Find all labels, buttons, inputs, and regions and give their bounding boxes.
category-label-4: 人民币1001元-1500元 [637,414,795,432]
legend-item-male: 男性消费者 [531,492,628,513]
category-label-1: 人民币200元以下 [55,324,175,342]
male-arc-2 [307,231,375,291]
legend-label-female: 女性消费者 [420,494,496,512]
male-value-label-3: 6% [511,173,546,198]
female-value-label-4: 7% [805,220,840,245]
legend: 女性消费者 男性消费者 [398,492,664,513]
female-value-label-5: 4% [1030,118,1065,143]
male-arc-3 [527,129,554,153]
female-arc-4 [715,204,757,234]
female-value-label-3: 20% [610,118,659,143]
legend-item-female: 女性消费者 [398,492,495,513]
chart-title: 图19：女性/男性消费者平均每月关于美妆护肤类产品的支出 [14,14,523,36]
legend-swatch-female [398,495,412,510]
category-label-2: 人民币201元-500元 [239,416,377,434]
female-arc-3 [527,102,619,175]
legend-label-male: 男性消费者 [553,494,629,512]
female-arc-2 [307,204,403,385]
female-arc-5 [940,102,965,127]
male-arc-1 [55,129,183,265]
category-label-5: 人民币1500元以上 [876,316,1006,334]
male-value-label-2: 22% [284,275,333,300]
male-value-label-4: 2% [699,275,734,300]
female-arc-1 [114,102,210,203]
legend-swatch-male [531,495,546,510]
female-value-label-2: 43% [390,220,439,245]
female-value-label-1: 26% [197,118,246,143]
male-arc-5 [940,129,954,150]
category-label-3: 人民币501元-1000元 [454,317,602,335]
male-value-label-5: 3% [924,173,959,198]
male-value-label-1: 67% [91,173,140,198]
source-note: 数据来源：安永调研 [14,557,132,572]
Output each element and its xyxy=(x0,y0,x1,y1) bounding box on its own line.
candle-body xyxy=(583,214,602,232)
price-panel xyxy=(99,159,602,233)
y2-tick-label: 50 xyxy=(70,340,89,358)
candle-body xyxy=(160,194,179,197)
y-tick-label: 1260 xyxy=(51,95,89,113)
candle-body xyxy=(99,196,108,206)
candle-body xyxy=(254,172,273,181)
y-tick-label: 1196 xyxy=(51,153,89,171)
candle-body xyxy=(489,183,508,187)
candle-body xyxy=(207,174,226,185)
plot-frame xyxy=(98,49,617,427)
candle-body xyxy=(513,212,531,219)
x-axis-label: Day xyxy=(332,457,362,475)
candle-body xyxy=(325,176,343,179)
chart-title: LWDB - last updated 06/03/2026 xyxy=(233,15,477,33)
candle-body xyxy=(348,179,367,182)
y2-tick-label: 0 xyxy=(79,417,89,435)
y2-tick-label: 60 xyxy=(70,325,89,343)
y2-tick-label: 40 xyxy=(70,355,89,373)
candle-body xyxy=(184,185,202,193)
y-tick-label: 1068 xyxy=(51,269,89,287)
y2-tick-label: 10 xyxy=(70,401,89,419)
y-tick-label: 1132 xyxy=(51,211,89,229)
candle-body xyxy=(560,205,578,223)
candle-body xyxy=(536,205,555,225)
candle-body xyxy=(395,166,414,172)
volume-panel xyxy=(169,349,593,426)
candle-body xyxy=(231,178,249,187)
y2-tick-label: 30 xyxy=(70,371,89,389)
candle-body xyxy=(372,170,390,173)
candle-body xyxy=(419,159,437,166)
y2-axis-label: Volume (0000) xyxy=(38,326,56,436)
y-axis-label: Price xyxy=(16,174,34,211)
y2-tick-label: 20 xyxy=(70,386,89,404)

——

◆ **JOB**
Return each row above that contains the string "女性消费者". Treat uppercase and lowercase as distinct.

◆ **EXERCISE SOLUTION**
legend-label-female: 女性消费者 [420,494,496,512]
legend: 女性消费者 男性消费者 [398,492,664,513]
legend-item-female: 女性消费者 [398,492,495,513]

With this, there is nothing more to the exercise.